= EXERCISE DESCRIPTION =
Filter the listing below and copy out every line that contains the string "label".

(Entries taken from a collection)
◇ ◇ ◇ ◇ ◇

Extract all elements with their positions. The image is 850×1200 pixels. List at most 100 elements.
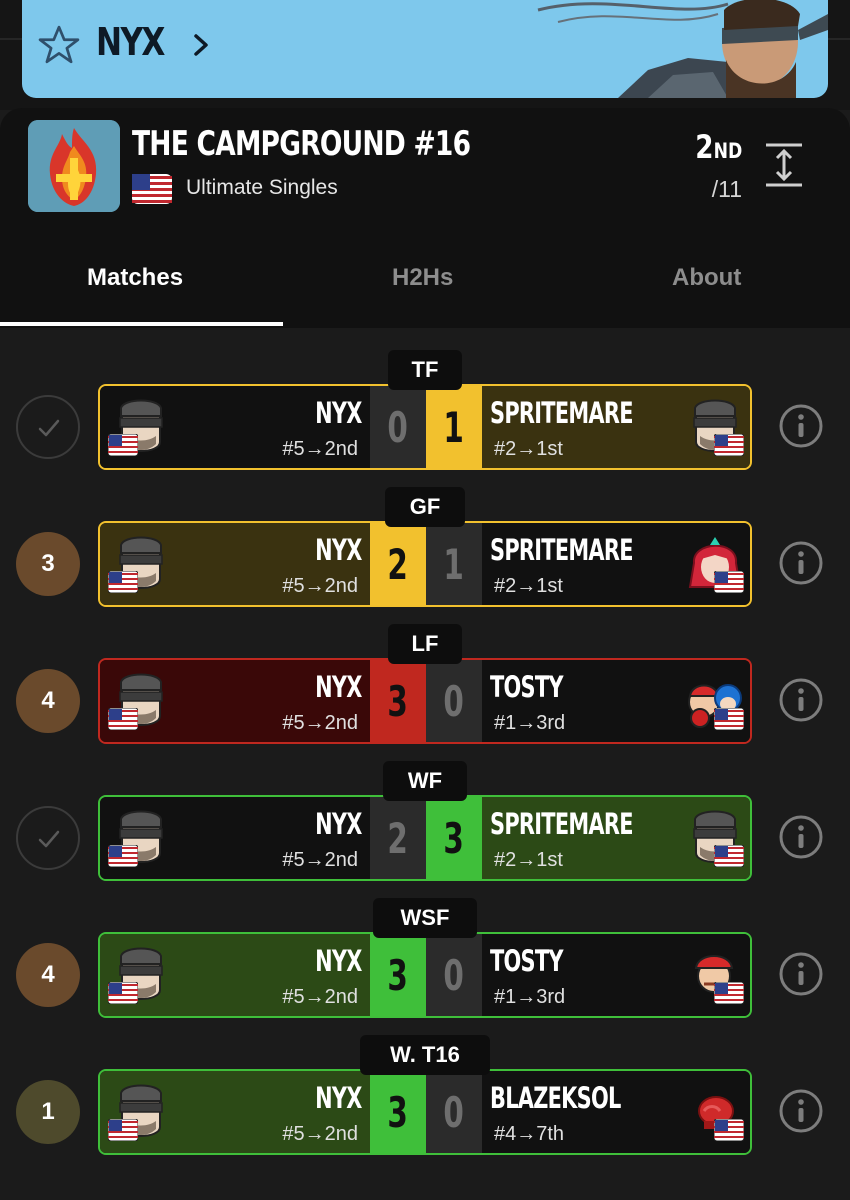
round-label: TF — [388, 350, 462, 390]
player-one-name: NYX — [315, 807, 362, 841]
info-icon[interactable] — [778, 540, 824, 586]
player-two-score: 0 — [426, 1071, 482, 1153]
player-two-score: 3 — [426, 797, 482, 879]
us-flag-icon — [713, 570, 745, 594]
event-logo — [28, 120, 120, 212]
tab-matches[interactable]: Matches — [87, 264, 183, 292]
event-card: THE CAMPGROUND #16 Ultimate Singles 2ND … — [0, 108, 850, 328]
us-flag-icon — [713, 707, 745, 731]
player-two: SPRITEMARE #2→1st — [482, 386, 750, 468]
player-two-seed: #1→3rd — [494, 986, 566, 1008]
match-card[interactable]: NYX #5→2nd 2 1 SPRITEMARE #2→1st — [98, 521, 752, 607]
match-row[interactable]: 4 NYX #5→2nd 3 0 TOSTY #1→3rd LF — [0, 624, 850, 762]
player-one-score: 3 — [370, 1071, 426, 1153]
player-two-name: TOSTY — [490, 670, 564, 704]
match-card[interactable]: NYX #5→2nd 2 3 SPRITEMARE #2→1st — [98, 795, 752, 881]
player-one: NYX #5→2nd — [100, 660, 370, 742]
player-one: NYX #5→2nd — [100, 934, 370, 1016]
player-two-score: 0 — [426, 660, 482, 742]
player-two-name: SPRITEMARE — [490, 396, 633, 430]
round-label: W. T16 — [360, 1035, 490, 1075]
player-two-seed: #4→7th — [494, 1123, 565, 1145]
info-icon[interactable] — [778, 1088, 824, 1134]
player-two-seed: #2→1st — [494, 849, 563, 871]
banner-player-name[interactable]: NYX — [96, 20, 165, 64]
active-tab-indicator — [0, 322, 283, 326]
player-one: NYX #5→2nd — [100, 386, 370, 468]
player-one: NYX #5→2nd — [100, 797, 370, 879]
player-one-name: NYX — [315, 533, 362, 567]
tab-h2hs[interactable]: H2Hs — [392, 264, 453, 292]
match-count-badge: 4 — [16, 669, 80, 733]
us-flag-icon — [107, 1118, 139, 1142]
us-flag-icon — [713, 981, 745, 1005]
player-one-seed: #5→2nd — [282, 712, 358, 734]
us-flag-icon — [713, 1118, 745, 1142]
match-card[interactable]: NYX #5→2nd 0 1 SPRITEMARE #2→1st — [98, 384, 752, 470]
player-banner[interactable]: NYX — [22, 0, 828, 98]
us-flag-icon — [713, 844, 745, 868]
player-one: NYX #5→2nd — [100, 523, 370, 605]
player-two-score: 1 — [426, 386, 482, 468]
info-icon[interactable] — [778, 814, 824, 860]
us-flag-icon — [107, 844, 139, 868]
tab-about[interactable]: About — [672, 264, 741, 292]
match-row[interactable]: 3 NYX #5→2nd 2 1 SPRITEMARE #2→1st GF — [0, 487, 850, 625]
player-two: TOSTY #1→3rd — [482, 934, 750, 1016]
player-two-score: 1 — [426, 523, 482, 605]
player-one-score: 2 — [370, 523, 426, 605]
player-one-seed: #5→2nd — [282, 1123, 358, 1145]
us-flag-icon — [107, 707, 139, 731]
round-label: WF — [383, 761, 467, 801]
us-flag-icon — [107, 981, 139, 1005]
match-count-badge: 3 — [16, 532, 80, 596]
match-row[interactable]: NYX #5→2nd 2 3 SPRITEMARE #2→1st WF — [0, 761, 850, 899]
round-label: LF — [388, 624, 462, 664]
player-two-seed: #1→3rd — [494, 712, 566, 734]
player-one-score: 0 — [370, 386, 426, 468]
event-subtitle: Ultimate Singles — [186, 176, 338, 199]
player-two: SPRITEMARE #2→1st — [482, 523, 750, 605]
player-two: SPRITEMARE #2→1st — [482, 797, 750, 879]
player-one-seed: #5→2nd — [282, 986, 358, 1008]
placement-suffix: ND — [713, 139, 742, 163]
player-one-name: NYX — [315, 396, 362, 430]
info-icon[interactable] — [778, 951, 824, 997]
match-list: NYX #5→2nd 0 1 SPRITEMARE #2→1st TF 3 NY… — [0, 328, 850, 1200]
match-card[interactable]: NYX #5→2nd 3 0 TOSTY #1→3rd — [98, 932, 752, 1018]
match-row[interactable]: 1 NYX #5→2nd 3 0 BLAZEKSOL #4→7th W. T16 — [0, 1035, 850, 1173]
match-row[interactable]: NYX #5→2nd 0 1 SPRITEMARE #2→1st TF — [0, 350, 850, 488]
us-flag-icon — [107, 433, 139, 457]
us-flag-icon — [132, 174, 172, 204]
player-one-seed: #5→2nd — [282, 849, 358, 871]
match-row[interactable]: 4 NYX #5→2nd 3 0 TOSTY #1→3rd WSF — [0, 898, 850, 1036]
player-two-name: TOSTY — [490, 944, 564, 978]
player-one-name: NYX — [315, 670, 362, 704]
round-label: GF — [385, 487, 465, 527]
player-one-score: 3 — [370, 660, 426, 742]
match-card[interactable]: NYX #5→2nd 3 0 BLAZEKSOL #4→7th — [98, 1069, 752, 1155]
chevron-right-icon — [194, 34, 208, 56]
us-flag-icon — [107, 570, 139, 594]
match-count-badge: 1 — [16, 1080, 80, 1144]
character-art — [537, 0, 828, 98]
player-one-name: NYX — [315, 1081, 362, 1115]
player-two-name: SPRITEMARE — [490, 807, 633, 841]
player-one-score: 2 — [370, 797, 426, 879]
match-count-badge: 4 — [16, 943, 80, 1007]
tab-bar: Matches H2Hs About — [0, 246, 850, 326]
player-two-name: BLAZEKSOL — [490, 1081, 621, 1115]
entrant-count: /11 — [711, 176, 742, 202]
info-icon[interactable] — [778, 677, 824, 723]
player-two: TOSTY #1→3rd — [482, 660, 750, 742]
match-card[interactable]: NYX #5→2nd 3 0 TOSTY #1→3rd — [98, 658, 752, 744]
player-two-seed: #2→1st — [494, 575, 563, 597]
player-two-name: SPRITEMARE — [490, 533, 633, 567]
player-one-seed: #5→2nd — [282, 438, 358, 460]
star-icon[interactable] — [38, 24, 80, 66]
completed-check-icon — [16, 395, 80, 459]
player-two-seed: #2→1st — [494, 438, 563, 460]
expand-icon[interactable] — [764, 142, 804, 188]
info-icon[interactable] — [778, 403, 824, 449]
player-one-score: 3 — [370, 934, 426, 1016]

◇ ◇ ◇ ◇ ◇

= RESULT OF THE TASK =
round-label: TF — [388, 350, 462, 390]
round-label: W. T16 — [360, 1035, 490, 1075]
round-label: WF — [383, 761, 467, 801]
round-label: LF — [388, 624, 462, 664]
round-label: GF — [385, 487, 465, 527]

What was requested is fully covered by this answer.